- **BRIEF**: Rewrite the entries from the start through the line containing "165, 494, 265]" as a numbered list, one line per item and no blank lines.

- **EXERCISE MATERIALS**:
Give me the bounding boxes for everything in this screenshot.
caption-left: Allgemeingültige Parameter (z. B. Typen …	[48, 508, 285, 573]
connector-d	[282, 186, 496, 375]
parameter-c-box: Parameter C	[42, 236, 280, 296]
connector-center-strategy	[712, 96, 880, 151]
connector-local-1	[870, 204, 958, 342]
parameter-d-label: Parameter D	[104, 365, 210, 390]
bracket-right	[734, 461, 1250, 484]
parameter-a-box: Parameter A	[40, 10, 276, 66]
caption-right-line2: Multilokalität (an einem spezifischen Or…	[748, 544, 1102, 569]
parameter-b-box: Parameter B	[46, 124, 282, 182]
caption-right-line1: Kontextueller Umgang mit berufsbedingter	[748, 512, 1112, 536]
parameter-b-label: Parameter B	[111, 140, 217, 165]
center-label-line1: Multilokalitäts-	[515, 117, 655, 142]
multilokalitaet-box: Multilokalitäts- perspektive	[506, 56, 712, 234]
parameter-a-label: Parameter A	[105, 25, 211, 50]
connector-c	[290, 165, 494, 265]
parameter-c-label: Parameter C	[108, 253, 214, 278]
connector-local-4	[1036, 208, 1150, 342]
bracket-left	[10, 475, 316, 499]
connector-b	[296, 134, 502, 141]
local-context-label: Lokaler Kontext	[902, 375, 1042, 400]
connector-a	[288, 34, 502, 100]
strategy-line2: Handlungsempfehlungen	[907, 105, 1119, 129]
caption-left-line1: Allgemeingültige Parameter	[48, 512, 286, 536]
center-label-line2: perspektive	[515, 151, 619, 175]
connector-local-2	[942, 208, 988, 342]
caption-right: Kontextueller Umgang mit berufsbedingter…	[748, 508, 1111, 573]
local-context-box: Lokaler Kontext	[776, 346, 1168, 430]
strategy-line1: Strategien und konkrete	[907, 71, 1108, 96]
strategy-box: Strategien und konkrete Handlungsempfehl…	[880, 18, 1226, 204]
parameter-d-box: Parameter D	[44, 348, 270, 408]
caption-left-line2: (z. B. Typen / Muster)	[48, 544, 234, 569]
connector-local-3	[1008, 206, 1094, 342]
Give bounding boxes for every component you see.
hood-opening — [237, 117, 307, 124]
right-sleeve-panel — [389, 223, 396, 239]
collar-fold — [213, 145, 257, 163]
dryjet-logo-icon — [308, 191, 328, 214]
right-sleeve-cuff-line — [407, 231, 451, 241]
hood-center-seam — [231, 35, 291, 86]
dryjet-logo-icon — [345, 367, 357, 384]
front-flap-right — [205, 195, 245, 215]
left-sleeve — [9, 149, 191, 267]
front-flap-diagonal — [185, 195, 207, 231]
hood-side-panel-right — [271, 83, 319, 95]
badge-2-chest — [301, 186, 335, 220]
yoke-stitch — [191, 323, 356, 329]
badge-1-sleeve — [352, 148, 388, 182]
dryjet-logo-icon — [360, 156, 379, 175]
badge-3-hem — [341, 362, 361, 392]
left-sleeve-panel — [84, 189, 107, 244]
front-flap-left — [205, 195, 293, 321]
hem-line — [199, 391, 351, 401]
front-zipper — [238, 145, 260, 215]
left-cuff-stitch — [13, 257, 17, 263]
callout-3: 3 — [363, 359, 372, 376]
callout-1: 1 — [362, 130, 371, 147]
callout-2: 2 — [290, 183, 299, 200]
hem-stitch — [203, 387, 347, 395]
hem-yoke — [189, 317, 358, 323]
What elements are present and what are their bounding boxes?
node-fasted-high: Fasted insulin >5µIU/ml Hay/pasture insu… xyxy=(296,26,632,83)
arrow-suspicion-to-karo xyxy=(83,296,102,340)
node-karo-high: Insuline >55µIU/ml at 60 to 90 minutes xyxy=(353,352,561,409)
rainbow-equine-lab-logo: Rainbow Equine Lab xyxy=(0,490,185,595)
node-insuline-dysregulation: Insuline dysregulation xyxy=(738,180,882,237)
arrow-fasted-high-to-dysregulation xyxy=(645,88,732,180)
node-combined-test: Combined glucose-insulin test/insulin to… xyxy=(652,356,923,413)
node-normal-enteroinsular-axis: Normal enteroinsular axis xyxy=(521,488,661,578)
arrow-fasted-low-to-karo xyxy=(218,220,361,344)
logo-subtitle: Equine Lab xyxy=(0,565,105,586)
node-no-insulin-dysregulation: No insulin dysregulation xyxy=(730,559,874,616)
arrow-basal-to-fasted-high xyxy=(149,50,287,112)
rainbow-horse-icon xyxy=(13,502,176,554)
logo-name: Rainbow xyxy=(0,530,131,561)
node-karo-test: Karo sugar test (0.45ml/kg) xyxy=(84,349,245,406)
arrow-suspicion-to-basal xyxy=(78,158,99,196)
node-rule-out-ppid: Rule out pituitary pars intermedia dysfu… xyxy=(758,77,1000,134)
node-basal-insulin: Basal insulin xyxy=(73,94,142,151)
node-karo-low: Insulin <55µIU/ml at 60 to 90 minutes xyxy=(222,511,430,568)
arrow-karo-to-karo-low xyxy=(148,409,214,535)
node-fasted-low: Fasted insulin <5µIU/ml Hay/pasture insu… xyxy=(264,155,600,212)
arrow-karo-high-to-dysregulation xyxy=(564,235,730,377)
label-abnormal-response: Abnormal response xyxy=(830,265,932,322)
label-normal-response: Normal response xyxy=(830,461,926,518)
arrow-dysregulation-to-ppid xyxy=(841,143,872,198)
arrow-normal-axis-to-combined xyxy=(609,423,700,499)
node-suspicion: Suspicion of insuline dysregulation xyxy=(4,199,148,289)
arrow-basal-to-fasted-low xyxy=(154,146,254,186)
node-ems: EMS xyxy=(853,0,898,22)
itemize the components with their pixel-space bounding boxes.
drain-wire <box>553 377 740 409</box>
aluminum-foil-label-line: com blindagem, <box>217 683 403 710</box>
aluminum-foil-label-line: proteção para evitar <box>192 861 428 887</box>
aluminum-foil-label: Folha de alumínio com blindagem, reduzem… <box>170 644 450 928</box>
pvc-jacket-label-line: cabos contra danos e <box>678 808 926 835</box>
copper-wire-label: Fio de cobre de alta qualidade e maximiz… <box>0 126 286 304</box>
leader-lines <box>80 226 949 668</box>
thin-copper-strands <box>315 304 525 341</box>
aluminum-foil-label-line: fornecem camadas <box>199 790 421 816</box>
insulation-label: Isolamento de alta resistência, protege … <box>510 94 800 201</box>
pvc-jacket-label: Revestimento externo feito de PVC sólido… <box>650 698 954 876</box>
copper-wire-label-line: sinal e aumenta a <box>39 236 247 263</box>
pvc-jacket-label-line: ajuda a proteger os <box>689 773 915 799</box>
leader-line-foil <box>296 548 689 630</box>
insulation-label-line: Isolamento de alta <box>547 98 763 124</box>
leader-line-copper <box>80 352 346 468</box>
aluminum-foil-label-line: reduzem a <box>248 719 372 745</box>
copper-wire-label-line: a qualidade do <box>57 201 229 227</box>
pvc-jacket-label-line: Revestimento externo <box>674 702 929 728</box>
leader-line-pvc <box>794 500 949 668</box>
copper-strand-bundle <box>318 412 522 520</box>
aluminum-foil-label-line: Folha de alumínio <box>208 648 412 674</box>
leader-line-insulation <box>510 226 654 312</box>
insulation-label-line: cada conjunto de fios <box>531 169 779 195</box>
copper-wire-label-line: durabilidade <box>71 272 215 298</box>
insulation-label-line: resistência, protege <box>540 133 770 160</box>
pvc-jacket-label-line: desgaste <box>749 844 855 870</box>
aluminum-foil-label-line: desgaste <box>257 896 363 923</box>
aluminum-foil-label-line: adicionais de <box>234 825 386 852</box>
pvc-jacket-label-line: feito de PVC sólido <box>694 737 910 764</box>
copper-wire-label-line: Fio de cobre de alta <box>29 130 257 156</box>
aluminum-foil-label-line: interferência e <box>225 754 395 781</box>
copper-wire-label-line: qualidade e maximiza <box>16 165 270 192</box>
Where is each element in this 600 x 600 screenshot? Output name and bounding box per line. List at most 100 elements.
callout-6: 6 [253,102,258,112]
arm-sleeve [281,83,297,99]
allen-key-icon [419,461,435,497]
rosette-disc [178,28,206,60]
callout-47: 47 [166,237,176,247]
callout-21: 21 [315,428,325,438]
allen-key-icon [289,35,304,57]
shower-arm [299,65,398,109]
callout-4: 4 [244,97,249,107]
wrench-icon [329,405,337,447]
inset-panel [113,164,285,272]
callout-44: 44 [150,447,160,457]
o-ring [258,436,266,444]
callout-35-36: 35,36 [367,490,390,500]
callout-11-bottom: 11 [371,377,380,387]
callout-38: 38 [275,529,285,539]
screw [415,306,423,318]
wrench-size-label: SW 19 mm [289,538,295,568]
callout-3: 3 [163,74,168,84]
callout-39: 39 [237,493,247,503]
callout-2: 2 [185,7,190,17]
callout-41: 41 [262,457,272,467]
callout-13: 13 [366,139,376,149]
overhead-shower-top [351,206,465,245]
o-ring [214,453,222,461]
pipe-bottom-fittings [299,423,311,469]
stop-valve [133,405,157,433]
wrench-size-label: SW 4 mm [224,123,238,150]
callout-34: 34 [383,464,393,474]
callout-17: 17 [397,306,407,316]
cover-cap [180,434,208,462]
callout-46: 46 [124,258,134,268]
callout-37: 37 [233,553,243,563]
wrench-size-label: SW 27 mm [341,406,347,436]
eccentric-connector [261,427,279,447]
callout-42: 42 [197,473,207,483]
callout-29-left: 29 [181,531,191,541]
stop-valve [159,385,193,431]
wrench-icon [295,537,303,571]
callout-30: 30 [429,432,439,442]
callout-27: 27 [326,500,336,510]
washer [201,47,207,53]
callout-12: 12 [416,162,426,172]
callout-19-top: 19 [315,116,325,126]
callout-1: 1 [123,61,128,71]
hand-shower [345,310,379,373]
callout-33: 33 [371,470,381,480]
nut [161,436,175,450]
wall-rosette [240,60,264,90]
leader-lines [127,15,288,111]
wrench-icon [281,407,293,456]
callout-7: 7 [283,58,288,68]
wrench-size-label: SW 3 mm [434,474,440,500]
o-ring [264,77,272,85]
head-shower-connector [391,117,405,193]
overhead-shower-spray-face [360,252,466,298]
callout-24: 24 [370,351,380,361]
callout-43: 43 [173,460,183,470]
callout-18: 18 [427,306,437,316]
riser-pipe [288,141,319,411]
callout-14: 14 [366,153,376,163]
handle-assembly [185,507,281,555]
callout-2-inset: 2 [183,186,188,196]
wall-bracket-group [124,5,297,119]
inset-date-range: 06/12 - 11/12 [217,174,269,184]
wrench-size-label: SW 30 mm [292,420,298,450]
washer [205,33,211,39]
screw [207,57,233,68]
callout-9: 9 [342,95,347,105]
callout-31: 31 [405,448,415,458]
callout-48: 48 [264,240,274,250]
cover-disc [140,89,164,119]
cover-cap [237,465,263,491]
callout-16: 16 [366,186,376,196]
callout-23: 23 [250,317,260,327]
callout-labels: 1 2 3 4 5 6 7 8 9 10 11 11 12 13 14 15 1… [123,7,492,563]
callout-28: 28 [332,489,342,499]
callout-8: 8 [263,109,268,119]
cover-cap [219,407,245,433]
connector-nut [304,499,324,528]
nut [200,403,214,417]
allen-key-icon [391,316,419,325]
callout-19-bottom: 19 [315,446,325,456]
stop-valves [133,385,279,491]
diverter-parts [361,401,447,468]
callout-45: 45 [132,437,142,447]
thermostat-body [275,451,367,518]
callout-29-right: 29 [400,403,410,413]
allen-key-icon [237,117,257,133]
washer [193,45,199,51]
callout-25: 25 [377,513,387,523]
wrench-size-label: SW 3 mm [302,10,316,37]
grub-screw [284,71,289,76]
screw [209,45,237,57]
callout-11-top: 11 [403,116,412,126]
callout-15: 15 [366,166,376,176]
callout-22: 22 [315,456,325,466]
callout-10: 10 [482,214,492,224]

- **EXERCISE ANSWER**:
1. Give me the bounding boxes for everything in this screenshot.
2. caption-left: Allgemeingültige Parameter (z. B. Typen …	[48, 508, 285, 573]
3. connector-d	[282, 186, 496, 375]
4. parameter-c-box: Parameter C	[42, 236, 280, 296]
5. connector-center-strategy	[712, 96, 880, 151]
6. connector-local-1	[870, 204, 958, 342]
7. parameter-d-label: Parameter D	[104, 365, 210, 390]
8. bracket-right	[734, 461, 1250, 484]
9. parameter-a-box: Parameter A	[40, 10, 276, 66]
10. caption-right-line2: Multilokalität (an einem spezifischen Or…	[748, 544, 1102, 569]
11. parameter-b-box: Parameter B	[46, 124, 282, 182]
12. caption-right-line1: Kontextueller Umgang mit berufsbedingter	[748, 512, 1112, 536]
13. parameter-b-label: Parameter B	[111, 140, 217, 165]
14. center-label-line1: Multilokalitäts-	[515, 117, 655, 142]
15. multilokalitaet-box: Multilokalitäts- perspektive	[506, 56, 712, 234]
16. parameter-a-label: Parameter A	[105, 25, 211, 50]
17. connector-c	[290, 165, 494, 265]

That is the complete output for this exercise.